Start of Provided information

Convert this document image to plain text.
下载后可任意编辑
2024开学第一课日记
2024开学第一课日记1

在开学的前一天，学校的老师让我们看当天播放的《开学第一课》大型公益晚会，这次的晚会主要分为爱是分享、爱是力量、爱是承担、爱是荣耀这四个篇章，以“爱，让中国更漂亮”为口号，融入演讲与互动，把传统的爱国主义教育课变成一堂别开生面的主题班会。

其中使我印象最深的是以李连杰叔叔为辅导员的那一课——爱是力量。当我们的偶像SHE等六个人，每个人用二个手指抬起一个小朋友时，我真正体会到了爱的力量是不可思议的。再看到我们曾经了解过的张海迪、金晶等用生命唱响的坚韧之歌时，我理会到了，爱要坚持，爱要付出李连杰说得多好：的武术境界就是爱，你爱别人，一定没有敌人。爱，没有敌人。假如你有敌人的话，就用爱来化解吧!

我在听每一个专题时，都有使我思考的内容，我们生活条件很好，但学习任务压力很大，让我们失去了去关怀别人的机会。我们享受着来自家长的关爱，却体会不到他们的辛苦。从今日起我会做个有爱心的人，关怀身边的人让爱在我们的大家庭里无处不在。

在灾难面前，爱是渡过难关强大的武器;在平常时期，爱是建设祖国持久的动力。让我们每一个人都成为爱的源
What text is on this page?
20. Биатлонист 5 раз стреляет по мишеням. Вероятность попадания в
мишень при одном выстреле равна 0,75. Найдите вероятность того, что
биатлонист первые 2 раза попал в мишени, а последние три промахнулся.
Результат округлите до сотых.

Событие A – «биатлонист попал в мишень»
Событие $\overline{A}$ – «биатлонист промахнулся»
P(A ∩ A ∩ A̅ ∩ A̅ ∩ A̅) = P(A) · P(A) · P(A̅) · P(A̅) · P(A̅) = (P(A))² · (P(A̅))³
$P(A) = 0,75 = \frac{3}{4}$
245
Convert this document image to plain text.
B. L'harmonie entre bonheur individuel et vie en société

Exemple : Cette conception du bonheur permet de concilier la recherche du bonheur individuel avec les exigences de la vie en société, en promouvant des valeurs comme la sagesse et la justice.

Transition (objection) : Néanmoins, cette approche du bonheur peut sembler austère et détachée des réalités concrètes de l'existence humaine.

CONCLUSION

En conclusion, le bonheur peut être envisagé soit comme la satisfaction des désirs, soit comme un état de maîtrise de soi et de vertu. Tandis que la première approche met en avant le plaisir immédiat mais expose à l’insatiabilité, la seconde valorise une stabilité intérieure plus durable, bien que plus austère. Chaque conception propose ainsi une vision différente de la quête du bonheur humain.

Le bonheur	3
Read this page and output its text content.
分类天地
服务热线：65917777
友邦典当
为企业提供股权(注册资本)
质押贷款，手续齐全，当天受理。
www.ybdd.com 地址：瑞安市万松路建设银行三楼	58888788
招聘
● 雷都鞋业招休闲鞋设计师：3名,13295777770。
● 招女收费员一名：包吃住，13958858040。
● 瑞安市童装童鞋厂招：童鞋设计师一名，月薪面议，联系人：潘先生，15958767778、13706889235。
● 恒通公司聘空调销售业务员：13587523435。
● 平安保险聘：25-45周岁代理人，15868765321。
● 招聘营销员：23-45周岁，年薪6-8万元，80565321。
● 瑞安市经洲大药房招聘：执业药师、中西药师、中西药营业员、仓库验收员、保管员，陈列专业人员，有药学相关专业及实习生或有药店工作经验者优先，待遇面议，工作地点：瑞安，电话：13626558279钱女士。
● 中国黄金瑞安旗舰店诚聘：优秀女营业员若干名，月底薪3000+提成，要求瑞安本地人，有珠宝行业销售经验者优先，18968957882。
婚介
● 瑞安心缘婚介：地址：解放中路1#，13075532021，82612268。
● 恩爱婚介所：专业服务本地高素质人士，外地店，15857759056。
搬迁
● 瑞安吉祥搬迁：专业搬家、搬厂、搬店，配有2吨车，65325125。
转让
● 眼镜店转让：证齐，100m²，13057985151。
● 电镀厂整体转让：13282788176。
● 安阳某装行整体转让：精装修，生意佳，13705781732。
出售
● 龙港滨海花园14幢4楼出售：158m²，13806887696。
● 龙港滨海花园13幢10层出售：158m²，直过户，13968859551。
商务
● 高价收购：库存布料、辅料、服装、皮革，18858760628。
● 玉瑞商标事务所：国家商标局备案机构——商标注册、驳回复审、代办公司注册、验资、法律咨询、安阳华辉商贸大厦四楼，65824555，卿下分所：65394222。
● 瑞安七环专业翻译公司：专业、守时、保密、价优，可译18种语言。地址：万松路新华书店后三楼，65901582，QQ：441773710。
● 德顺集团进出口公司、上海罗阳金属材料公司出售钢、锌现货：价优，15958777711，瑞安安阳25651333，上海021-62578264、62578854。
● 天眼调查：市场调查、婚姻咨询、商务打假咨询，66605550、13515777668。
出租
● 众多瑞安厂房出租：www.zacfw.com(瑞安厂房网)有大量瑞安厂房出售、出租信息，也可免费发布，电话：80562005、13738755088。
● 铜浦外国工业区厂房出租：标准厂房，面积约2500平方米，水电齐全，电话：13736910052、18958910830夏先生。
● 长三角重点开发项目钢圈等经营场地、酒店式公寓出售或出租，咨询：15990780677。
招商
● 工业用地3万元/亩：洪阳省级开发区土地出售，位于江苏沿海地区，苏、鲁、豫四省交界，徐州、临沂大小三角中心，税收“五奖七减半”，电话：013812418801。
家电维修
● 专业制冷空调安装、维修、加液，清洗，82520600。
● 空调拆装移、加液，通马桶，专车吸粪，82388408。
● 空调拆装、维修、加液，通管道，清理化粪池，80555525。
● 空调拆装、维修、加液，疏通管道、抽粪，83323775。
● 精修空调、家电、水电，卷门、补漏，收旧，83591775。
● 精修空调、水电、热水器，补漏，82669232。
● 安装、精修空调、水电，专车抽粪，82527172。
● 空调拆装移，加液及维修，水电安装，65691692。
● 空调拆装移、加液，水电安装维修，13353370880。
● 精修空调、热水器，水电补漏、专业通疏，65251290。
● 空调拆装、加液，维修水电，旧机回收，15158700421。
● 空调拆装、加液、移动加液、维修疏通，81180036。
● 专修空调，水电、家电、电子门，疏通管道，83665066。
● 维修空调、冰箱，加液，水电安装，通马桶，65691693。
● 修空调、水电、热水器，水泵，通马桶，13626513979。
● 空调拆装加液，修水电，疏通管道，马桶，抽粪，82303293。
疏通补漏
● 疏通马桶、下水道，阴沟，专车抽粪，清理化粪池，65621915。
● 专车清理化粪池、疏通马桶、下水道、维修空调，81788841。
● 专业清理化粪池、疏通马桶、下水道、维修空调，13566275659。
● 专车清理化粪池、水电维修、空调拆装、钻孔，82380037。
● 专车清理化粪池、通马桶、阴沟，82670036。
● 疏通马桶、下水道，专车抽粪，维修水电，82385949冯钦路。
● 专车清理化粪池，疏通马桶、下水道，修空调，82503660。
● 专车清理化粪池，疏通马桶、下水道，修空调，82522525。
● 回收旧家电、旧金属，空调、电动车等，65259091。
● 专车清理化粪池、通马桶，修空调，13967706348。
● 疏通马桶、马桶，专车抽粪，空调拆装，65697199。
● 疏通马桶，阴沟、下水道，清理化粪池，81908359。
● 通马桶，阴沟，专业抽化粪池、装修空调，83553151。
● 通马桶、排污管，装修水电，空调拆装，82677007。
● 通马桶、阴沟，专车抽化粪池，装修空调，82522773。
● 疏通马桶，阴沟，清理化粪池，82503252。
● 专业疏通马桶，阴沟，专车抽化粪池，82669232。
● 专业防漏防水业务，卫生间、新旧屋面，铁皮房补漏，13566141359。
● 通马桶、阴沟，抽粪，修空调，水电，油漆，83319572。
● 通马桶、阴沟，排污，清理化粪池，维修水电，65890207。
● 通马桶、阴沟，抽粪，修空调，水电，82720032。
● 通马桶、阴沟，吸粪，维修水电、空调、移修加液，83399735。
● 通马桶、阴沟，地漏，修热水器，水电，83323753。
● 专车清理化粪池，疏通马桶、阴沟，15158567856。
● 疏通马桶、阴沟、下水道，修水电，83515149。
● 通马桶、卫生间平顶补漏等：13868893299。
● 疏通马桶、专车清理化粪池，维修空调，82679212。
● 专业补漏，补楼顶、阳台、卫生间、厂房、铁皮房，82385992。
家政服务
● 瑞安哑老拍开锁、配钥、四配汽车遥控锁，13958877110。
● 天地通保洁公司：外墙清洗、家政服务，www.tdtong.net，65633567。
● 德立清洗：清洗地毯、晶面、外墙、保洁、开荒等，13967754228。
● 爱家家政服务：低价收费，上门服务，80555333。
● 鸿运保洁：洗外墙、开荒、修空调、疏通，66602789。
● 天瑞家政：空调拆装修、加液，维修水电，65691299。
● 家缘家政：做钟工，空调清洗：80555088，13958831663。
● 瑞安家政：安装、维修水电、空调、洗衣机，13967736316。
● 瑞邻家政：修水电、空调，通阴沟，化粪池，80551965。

End of Provided information

• _Directive_
Return every line above that contains the word "空调拆装移".

• _In response_
● 空调拆装移、加液，通马桶，专车吸粪，82388408。
● 空调拆装移，加液及维修，水电安装，65691692。
● 空调拆装移、加液，水电安装维修，13353370880。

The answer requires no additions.